- Exercise goal
Wherever the word "since" appears in a line, copy that line.
## START Data provided
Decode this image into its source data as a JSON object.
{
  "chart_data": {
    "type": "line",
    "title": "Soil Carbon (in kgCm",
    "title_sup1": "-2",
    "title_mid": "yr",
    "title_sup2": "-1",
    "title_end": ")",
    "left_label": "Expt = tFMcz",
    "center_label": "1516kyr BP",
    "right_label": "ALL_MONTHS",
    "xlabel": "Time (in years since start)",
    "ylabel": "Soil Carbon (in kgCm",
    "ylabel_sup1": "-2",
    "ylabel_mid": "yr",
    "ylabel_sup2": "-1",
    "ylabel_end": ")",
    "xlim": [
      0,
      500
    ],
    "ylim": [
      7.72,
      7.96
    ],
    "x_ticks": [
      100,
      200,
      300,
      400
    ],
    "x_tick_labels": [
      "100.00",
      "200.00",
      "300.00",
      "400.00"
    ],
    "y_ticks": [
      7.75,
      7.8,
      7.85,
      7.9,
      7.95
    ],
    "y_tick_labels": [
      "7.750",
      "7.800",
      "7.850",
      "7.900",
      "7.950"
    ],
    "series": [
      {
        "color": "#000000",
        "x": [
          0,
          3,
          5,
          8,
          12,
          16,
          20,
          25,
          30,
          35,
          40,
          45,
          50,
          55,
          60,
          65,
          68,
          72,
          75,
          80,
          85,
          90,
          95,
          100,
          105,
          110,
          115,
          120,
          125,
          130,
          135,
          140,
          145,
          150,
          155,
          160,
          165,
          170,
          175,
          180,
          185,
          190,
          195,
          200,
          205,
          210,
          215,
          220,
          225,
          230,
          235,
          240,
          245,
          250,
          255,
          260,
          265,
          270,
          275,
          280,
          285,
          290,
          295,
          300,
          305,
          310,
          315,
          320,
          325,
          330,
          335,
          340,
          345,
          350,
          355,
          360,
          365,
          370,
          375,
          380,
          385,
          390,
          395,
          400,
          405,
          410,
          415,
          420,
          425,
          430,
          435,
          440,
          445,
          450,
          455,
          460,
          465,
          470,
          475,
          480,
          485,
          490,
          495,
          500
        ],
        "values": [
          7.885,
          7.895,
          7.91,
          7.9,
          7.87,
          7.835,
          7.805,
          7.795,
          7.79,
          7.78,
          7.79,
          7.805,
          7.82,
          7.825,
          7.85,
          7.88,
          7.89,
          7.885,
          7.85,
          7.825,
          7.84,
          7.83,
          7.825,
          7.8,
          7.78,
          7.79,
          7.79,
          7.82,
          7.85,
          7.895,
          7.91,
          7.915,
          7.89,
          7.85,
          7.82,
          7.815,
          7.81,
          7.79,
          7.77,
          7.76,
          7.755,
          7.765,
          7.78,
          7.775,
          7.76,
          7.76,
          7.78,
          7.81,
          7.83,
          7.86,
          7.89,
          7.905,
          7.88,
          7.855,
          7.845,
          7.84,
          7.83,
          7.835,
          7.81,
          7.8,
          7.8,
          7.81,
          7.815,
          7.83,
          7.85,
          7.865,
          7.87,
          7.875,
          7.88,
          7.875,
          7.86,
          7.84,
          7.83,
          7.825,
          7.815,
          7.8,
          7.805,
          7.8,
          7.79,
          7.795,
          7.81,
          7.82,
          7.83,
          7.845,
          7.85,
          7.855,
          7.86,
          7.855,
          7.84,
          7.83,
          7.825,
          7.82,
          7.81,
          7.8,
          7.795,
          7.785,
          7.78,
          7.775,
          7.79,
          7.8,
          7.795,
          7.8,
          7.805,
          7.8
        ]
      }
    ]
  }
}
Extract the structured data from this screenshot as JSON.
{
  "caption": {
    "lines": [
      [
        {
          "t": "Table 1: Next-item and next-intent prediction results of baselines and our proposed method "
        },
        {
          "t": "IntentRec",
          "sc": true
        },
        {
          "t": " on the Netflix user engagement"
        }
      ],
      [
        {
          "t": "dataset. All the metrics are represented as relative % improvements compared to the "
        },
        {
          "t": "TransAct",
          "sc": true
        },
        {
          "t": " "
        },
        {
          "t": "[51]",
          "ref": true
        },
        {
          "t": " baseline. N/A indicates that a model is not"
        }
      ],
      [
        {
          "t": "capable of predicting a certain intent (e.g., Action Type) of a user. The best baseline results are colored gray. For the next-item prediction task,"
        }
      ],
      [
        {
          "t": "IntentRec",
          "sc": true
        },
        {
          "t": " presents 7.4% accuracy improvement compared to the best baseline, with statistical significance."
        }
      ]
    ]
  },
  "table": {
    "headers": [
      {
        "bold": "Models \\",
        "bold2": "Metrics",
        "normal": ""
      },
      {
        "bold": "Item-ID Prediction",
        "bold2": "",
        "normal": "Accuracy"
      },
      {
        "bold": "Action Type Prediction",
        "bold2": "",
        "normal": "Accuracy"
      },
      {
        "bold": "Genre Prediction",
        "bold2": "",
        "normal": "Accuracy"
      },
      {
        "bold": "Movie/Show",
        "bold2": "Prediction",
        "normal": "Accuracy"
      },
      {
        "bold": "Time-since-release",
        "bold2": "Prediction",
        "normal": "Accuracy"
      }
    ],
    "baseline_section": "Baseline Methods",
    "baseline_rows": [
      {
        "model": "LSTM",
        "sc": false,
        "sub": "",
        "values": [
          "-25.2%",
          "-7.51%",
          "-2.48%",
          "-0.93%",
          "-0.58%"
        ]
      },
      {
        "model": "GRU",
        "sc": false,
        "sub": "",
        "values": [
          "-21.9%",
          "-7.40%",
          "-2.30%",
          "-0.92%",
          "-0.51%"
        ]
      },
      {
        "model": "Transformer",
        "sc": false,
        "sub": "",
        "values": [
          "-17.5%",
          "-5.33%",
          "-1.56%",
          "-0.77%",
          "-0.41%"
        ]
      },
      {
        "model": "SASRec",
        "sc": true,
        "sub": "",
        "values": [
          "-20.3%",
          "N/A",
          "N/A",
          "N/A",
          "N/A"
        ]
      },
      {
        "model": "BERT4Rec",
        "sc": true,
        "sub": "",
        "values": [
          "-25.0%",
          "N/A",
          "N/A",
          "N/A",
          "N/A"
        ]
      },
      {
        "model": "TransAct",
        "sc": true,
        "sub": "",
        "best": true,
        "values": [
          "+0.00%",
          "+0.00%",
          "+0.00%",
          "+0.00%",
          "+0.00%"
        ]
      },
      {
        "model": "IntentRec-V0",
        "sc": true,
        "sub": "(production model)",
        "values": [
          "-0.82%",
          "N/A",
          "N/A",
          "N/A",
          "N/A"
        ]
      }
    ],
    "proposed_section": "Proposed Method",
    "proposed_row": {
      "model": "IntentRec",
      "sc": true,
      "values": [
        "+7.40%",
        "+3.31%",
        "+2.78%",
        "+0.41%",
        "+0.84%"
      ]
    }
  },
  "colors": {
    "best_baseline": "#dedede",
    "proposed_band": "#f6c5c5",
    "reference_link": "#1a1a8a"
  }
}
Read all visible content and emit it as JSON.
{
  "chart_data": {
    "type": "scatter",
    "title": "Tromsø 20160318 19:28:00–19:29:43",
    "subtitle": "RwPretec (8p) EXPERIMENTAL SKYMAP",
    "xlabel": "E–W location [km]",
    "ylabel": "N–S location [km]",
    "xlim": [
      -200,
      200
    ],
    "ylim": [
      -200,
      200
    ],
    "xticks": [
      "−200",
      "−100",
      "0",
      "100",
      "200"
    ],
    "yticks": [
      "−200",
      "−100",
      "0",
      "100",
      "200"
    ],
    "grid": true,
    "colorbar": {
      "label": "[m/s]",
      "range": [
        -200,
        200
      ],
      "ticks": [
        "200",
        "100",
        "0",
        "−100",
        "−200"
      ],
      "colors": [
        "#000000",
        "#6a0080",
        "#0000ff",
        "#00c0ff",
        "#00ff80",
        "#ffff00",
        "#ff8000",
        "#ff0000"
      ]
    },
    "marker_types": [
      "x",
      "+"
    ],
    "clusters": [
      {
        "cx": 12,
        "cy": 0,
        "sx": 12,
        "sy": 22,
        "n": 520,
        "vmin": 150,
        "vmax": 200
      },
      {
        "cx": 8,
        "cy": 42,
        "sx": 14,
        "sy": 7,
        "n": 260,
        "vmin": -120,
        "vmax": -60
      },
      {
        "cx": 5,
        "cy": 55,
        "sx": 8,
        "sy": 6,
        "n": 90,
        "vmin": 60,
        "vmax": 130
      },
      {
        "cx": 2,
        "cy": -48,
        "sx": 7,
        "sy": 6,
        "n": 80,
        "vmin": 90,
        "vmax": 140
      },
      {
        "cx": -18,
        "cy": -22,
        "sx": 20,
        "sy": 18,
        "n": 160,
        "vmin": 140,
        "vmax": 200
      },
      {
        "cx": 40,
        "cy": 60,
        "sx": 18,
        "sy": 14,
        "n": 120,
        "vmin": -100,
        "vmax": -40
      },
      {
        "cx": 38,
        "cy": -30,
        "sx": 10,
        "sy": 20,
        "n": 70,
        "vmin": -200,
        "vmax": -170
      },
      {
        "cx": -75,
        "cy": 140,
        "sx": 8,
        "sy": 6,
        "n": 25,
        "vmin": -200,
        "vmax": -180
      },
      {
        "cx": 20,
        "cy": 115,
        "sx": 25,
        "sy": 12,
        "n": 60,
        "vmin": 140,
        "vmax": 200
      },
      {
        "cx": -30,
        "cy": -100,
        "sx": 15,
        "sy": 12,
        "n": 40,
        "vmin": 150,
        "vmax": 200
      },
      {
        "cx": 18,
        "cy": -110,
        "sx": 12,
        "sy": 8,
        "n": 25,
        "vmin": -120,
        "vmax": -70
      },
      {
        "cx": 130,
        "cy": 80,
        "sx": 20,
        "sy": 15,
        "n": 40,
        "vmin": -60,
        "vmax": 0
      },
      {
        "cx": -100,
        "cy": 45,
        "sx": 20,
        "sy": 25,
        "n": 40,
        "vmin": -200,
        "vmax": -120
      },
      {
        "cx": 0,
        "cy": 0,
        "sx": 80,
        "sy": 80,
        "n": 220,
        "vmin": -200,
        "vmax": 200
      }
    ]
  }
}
## END Data provided
- Written response
    "xlabel": "Time (in years since start)",
        "bold": "Time-since-release",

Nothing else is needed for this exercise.